** BEGIN **

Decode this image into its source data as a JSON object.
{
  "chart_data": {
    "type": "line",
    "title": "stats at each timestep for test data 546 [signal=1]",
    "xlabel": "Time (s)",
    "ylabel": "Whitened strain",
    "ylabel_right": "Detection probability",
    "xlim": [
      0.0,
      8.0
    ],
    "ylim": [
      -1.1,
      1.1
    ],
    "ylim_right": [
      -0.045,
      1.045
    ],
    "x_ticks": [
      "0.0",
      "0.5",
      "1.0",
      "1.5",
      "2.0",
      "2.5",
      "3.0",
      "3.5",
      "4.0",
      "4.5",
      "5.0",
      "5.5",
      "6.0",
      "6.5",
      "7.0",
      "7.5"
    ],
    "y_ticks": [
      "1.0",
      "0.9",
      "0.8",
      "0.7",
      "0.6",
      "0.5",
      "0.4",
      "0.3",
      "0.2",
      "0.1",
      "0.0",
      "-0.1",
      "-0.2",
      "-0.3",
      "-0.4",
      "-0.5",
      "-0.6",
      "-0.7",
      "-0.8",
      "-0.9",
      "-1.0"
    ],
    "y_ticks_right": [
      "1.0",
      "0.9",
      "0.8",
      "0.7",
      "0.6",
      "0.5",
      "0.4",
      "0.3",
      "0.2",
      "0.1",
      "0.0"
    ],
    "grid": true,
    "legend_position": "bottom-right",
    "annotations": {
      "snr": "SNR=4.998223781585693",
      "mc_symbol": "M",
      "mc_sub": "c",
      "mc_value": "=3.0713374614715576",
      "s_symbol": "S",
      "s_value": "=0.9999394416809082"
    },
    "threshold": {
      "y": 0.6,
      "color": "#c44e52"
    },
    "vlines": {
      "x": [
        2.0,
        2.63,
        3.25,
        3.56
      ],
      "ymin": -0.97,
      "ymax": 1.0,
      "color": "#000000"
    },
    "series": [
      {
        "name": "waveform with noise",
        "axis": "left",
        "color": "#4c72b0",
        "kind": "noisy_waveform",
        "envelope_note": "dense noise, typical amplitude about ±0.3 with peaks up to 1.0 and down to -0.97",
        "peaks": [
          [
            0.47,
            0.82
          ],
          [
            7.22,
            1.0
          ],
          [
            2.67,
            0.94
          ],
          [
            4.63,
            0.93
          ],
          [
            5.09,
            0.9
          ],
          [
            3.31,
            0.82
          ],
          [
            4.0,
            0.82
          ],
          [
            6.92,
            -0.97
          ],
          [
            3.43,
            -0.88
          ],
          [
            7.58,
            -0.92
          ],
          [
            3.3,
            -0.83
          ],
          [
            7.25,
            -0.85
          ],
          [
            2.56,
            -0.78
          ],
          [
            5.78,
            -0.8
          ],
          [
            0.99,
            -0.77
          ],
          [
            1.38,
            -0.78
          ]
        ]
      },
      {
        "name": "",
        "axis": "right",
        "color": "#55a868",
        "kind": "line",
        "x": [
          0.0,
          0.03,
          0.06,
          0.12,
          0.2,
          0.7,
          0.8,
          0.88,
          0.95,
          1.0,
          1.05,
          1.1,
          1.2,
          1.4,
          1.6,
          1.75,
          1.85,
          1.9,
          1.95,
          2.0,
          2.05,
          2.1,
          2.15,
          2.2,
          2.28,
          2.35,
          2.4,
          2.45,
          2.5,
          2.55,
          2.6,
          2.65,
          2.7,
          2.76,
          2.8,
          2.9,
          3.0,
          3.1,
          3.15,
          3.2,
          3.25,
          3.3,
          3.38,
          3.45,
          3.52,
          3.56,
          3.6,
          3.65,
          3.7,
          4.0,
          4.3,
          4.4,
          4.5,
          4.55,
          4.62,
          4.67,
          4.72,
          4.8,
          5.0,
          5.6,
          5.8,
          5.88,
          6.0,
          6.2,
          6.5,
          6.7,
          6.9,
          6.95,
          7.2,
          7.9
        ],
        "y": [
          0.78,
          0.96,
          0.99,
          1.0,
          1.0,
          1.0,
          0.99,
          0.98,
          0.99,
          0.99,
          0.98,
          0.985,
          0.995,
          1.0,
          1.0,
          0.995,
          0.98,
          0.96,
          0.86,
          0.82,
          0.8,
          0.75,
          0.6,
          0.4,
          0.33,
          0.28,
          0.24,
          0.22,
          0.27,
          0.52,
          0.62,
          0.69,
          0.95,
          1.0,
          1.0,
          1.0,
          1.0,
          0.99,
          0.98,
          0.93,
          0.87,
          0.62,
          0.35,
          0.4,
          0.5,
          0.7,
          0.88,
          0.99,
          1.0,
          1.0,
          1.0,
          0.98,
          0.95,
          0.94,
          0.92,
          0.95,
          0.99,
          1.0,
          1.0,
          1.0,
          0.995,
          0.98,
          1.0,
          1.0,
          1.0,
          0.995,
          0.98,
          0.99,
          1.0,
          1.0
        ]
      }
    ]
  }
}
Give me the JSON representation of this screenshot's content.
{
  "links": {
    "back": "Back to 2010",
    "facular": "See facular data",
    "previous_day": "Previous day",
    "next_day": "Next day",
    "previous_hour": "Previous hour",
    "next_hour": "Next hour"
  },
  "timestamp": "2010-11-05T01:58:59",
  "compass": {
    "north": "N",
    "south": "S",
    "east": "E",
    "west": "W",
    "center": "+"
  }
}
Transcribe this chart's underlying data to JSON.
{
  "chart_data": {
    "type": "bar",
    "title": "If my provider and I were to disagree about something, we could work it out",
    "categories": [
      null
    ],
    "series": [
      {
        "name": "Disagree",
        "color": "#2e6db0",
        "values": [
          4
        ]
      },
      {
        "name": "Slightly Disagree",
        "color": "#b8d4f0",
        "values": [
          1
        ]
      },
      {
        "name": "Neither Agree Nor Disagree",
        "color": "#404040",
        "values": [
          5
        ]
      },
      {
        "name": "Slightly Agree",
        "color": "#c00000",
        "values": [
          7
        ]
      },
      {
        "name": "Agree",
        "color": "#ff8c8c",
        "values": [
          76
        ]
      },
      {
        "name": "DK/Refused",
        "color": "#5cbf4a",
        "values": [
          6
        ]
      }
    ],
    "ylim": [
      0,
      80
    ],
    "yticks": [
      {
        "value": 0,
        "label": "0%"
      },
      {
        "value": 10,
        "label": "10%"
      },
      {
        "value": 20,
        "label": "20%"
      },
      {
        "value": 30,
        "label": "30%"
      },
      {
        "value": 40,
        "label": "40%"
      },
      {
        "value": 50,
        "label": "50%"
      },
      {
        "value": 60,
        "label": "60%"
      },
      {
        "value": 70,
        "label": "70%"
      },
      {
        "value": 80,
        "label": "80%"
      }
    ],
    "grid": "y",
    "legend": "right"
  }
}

** END **

Problem requirements:
Find every line with "Next" in the listing and state how many there are, nothing else.

Problem solution:
2